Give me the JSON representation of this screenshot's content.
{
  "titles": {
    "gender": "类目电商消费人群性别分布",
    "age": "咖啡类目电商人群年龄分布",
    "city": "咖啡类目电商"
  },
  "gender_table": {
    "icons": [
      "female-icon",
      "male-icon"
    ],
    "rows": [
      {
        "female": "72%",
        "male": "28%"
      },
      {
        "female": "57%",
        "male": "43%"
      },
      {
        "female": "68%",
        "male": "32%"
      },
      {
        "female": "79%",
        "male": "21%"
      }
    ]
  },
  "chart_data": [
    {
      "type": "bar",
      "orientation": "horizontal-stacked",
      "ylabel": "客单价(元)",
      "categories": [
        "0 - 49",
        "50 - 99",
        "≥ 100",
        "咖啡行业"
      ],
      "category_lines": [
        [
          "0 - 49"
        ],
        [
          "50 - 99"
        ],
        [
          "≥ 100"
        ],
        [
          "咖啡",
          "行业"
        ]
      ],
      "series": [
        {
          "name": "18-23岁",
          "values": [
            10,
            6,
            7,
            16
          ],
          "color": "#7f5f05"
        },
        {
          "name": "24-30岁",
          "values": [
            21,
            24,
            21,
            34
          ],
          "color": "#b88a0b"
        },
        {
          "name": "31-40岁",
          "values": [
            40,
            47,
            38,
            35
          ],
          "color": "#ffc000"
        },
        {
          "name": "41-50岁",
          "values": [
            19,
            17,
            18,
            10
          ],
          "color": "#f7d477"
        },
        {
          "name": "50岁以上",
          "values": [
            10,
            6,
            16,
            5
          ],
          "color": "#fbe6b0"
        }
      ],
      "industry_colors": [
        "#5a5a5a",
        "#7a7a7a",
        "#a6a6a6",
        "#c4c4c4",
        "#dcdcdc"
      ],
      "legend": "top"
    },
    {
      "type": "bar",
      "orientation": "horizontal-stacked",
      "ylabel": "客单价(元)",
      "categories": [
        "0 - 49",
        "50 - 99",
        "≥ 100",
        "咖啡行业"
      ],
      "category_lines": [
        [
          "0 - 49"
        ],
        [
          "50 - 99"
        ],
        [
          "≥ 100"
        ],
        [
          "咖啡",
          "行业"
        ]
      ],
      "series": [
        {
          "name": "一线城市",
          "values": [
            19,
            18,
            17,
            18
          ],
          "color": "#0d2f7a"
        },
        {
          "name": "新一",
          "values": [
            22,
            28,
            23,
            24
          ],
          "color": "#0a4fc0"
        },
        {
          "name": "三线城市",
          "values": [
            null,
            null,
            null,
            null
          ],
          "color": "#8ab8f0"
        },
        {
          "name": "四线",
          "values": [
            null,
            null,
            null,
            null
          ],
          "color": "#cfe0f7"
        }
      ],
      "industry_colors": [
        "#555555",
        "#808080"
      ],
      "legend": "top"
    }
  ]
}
------------------------------------------------------------------------
Which lines include the word "name"? Copy every one of them.

OUTPUT OF THE EXERCISE:
          "name": "18-23岁",
          "name": "24-30岁",
          "name": "31-40岁",
          "name": "41-50岁",
          "name": "50岁以上",
          "name": "一线城市",
          "name": "新一",
          "name": "三线城市",
          "name": "四线",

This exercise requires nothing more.